- [Task to complete]:
Quote the entries word for word. Omit the pictures.

- [Recorded information]:
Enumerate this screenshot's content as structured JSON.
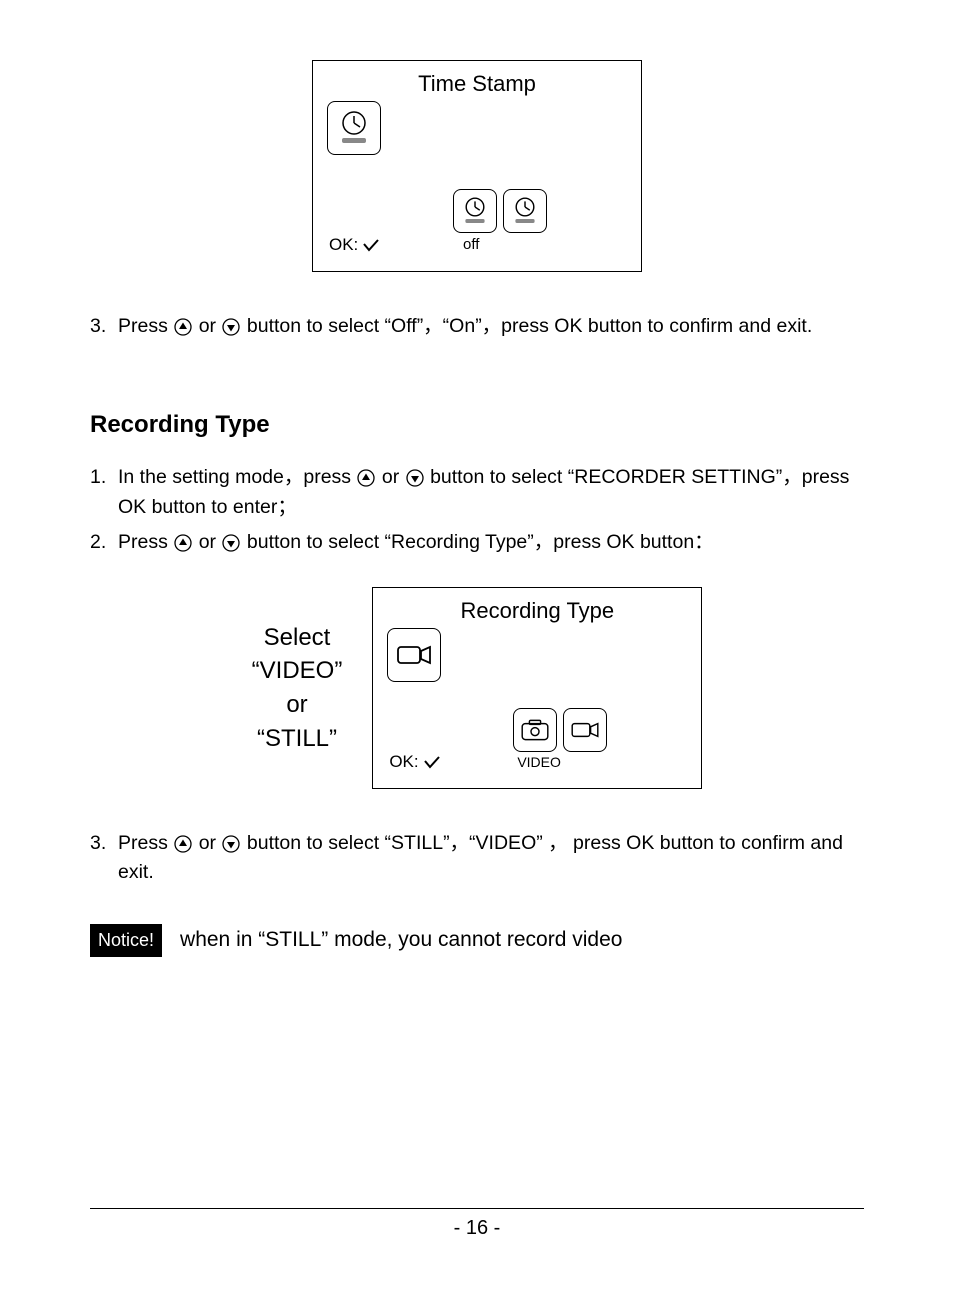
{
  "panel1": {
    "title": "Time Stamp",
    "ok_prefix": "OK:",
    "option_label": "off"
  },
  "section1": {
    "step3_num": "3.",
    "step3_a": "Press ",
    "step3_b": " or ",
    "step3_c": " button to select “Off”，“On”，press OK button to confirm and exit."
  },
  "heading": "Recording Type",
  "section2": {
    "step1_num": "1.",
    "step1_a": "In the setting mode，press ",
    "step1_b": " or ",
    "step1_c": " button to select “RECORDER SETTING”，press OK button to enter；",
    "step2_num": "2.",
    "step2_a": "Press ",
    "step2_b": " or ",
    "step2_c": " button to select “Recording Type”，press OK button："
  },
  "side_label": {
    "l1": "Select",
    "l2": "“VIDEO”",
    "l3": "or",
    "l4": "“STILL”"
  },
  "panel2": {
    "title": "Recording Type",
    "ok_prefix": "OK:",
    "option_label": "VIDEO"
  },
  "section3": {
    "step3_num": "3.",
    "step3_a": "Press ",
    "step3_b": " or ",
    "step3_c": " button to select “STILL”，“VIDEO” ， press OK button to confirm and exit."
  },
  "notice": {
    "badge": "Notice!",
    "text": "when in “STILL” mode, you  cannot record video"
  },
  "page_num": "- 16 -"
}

- [Solution for this problem]:
Enumerate this screenshot's content as structured JSON.
{
  "panel1": {
    "title": "Time Stamp",
    "ok_prefix": "OK:",
    "option_label": "off"
  },
  "section1": {
    "step3_num": "3.",
    "step3_a": "Press ",
    "step3_b": " or ",
    "step3_c": " button to select “Off”，“On”，press OK button to confirm and exit."
  },
  "heading": "Recording Type",
  "section2": {
    "step1_num": "1.",
    "step1_a": "In the setting mode，press ",
    "step1_b": " or ",
    "step1_c": " button to select “RECORDER SETTING”，press OK button to enter；",
    "step2_num": "2.",
    "step2_a": "Press ",
    "step2_b": " or ",
    "step2_c": " button to select “Recording Type”，press OK button："
  },
  "side_label": {
    "l1": "Select",
    "l2": "“VIDEO”",
    "l3": "or",
    "l4": "“STILL”"
  },
  "panel2": {
    "title": "Recording Type",
    "ok_prefix": "OK:",
    "option_label": "VIDEO"
  },
  "section3": {
    "step3_num": "3.",
    "step3_a": "Press ",
    "step3_b": " or ",
    "step3_c": " button to select “STILL”，“VIDEO” ， press OK button to confirm and exit."
  },
  "notice": {
    "badge": "Notice!",
    "text": "when in “STILL” mode, you  cannot record video"
  },
  "page_num": "- 16 -"
}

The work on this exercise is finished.